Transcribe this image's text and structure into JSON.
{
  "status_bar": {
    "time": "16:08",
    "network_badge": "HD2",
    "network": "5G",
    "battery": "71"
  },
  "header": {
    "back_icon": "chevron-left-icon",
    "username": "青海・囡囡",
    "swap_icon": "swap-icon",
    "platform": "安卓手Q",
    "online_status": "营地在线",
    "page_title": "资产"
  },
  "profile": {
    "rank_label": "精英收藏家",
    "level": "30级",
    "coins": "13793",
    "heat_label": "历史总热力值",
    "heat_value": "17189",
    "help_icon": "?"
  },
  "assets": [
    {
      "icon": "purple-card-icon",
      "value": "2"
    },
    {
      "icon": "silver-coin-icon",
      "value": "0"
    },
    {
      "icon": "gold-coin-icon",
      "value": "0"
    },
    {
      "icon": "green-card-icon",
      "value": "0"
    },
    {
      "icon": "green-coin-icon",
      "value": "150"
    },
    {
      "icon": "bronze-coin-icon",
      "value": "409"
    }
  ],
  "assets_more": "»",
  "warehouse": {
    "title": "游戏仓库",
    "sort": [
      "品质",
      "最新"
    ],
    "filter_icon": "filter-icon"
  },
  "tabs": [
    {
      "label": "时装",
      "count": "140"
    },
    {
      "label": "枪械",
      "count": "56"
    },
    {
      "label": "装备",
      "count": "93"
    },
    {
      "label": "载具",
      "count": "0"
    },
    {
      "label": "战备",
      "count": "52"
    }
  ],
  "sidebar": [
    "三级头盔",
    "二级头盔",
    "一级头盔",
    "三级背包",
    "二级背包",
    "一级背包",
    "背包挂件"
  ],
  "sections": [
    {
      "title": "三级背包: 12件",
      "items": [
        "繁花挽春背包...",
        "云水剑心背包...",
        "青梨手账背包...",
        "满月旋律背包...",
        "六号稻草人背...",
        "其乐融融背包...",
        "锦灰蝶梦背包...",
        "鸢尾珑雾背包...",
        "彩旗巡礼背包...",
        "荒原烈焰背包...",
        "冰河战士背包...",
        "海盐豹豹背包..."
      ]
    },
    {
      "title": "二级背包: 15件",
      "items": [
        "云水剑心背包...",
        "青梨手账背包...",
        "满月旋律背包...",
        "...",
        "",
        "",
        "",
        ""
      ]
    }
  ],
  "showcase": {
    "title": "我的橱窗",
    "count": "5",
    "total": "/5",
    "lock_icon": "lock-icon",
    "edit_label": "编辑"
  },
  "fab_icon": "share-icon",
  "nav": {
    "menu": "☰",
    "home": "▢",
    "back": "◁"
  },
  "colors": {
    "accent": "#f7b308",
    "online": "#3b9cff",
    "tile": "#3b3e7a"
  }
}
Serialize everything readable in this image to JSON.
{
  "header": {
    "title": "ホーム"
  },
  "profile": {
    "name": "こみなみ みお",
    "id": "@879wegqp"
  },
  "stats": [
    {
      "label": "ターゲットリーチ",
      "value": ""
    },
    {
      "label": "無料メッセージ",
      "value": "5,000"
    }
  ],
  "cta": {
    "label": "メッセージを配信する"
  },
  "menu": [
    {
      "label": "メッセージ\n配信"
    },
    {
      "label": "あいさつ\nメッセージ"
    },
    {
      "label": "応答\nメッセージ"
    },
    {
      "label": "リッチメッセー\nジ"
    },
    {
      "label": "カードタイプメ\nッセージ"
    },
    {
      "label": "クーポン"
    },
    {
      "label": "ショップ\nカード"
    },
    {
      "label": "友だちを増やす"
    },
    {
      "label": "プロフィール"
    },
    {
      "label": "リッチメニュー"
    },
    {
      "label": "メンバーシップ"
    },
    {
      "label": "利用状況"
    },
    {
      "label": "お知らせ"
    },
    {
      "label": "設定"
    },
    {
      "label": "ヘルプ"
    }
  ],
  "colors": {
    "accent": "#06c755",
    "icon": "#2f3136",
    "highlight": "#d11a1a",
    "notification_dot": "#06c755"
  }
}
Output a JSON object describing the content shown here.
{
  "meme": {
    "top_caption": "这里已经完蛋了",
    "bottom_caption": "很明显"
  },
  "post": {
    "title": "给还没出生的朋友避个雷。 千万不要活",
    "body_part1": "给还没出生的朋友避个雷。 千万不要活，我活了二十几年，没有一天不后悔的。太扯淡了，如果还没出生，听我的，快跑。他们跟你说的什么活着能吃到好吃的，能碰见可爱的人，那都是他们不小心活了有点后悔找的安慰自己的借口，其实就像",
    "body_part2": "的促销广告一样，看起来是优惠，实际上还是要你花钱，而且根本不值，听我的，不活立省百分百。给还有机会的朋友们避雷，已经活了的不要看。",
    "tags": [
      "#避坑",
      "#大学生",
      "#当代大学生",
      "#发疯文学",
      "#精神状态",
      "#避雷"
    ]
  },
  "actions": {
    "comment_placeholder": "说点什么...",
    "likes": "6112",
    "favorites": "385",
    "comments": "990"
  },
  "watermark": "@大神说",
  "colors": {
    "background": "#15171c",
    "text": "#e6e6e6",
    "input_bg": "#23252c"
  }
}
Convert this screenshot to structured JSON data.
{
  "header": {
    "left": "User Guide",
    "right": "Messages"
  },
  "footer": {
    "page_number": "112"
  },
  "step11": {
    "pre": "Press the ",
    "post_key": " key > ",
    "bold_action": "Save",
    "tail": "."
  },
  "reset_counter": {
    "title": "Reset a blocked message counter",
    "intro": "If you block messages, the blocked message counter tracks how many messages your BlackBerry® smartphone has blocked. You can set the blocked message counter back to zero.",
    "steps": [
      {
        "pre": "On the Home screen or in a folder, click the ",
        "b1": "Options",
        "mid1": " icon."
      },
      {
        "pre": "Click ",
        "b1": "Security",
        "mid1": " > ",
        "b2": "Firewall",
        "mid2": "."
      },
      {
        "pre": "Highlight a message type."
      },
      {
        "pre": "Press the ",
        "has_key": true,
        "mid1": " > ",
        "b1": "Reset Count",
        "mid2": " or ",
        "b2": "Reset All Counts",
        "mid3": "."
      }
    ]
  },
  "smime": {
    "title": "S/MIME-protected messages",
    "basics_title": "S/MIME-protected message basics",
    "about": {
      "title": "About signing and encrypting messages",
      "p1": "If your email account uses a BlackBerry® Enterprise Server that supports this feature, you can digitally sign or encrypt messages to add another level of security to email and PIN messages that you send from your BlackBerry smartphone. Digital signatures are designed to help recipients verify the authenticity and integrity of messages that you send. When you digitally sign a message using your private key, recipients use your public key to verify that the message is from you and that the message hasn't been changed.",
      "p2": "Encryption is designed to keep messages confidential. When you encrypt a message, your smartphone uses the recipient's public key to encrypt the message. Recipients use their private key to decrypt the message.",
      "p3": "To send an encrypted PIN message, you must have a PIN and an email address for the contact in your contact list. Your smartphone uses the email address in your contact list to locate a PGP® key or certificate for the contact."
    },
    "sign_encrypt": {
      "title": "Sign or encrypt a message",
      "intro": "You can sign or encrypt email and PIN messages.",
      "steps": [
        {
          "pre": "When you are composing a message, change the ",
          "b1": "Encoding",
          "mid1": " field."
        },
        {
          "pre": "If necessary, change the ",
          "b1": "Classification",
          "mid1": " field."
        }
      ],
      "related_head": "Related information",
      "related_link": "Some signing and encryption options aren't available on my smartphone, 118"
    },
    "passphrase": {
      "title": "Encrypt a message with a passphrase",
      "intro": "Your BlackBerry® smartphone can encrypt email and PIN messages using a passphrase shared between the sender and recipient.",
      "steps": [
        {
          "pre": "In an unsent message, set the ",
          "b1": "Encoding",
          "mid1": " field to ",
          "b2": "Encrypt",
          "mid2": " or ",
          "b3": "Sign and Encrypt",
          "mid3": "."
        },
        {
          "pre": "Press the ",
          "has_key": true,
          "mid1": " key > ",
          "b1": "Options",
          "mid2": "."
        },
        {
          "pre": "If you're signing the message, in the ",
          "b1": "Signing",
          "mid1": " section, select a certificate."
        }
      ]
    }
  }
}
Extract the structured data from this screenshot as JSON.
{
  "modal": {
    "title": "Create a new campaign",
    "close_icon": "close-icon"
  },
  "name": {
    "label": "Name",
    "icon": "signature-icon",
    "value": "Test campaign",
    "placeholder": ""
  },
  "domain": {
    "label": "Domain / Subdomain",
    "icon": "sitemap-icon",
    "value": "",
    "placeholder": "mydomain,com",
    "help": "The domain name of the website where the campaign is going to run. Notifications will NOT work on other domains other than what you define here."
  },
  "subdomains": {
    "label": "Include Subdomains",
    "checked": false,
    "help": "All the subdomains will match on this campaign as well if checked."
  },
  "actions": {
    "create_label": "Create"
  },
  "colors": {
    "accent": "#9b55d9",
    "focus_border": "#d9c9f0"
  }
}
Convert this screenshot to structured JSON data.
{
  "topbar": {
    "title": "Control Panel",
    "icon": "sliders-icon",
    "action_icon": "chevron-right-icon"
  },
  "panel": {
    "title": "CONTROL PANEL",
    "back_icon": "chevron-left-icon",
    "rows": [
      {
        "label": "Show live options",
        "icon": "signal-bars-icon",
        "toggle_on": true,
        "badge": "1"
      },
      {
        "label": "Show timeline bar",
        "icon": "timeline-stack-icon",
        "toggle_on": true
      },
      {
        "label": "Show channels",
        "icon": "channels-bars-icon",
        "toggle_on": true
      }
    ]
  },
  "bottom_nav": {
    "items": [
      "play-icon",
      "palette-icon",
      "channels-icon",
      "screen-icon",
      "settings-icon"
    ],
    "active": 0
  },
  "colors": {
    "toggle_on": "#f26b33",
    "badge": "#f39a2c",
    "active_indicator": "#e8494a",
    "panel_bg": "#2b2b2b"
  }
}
================
■ What is being asked ■
Copy exactly, word for word, the line with "Extract the structured" through the final line of the listing.

■ Answer for the task ■
Extract the structured data from this screenshot as JSON.
{
  "modal": {
    "title": "Create a new campaign",
    "close_icon": "close-icon"
  },
  "name": {
    "label": "Name",
    "icon": "signature-icon",
    "value": "Test campaign",
    "placeholder": ""
  },
  "domain": {
    "label": "Domain / Subdomain",
    "icon": "sitemap-icon",
    "value": "",
    "placeholder": "mydomain,com",
    "help": "The domain name of the website where the campaign is going to run. Notifications will NOT work on other domains other than what you define here."
  },
  "subdomains": {
    "label": "Include Subdomains",
    "checked": false,
    "help": "All the subdomains will match on this campaign as well if checked."
  },
  "actions": {
    "create_label": "Create"
  },
  "colors": {
    "accent": "#9b55d9",
    "focus_border": "#d9c9f0"
  }
}
Convert this screenshot to structured JSON data.
{
  "topbar": {
    "title": "Control Panel",
    "icon": "sliders-icon",
    "action_icon": "chevron-right-icon"
  },
  "panel": {
    "title": "CONTROL PANEL",
    "back_icon": "chevron-left-icon",
    "rows": [
      {
        "label": "Show live options",
        "icon": "signal-bars-icon",
        "toggle_on": true,
        "badge": "1"
      },
      {
        "label": "Show timeline bar",
        "icon": "timeline-stack-icon",
        "toggle_on": true
      },
      {
        "label": "Show channels",
        "icon": "channels-bars-icon",
        "toggle_on": true
      }
    ]
  },
  "bottom_nav": {
    "items": [
      "play-icon",
      "palette-icon",
      "channels-icon",
      "screen-icon",
      "settings-icon"
    ],
    "active": 0
  },
  "colors": {
    "toggle_on": "#f26b33",
    "badge": "#f39a2c",
    "active_indicator": "#e8494a",
    "panel_bg": "#2b2b2b"
  }
}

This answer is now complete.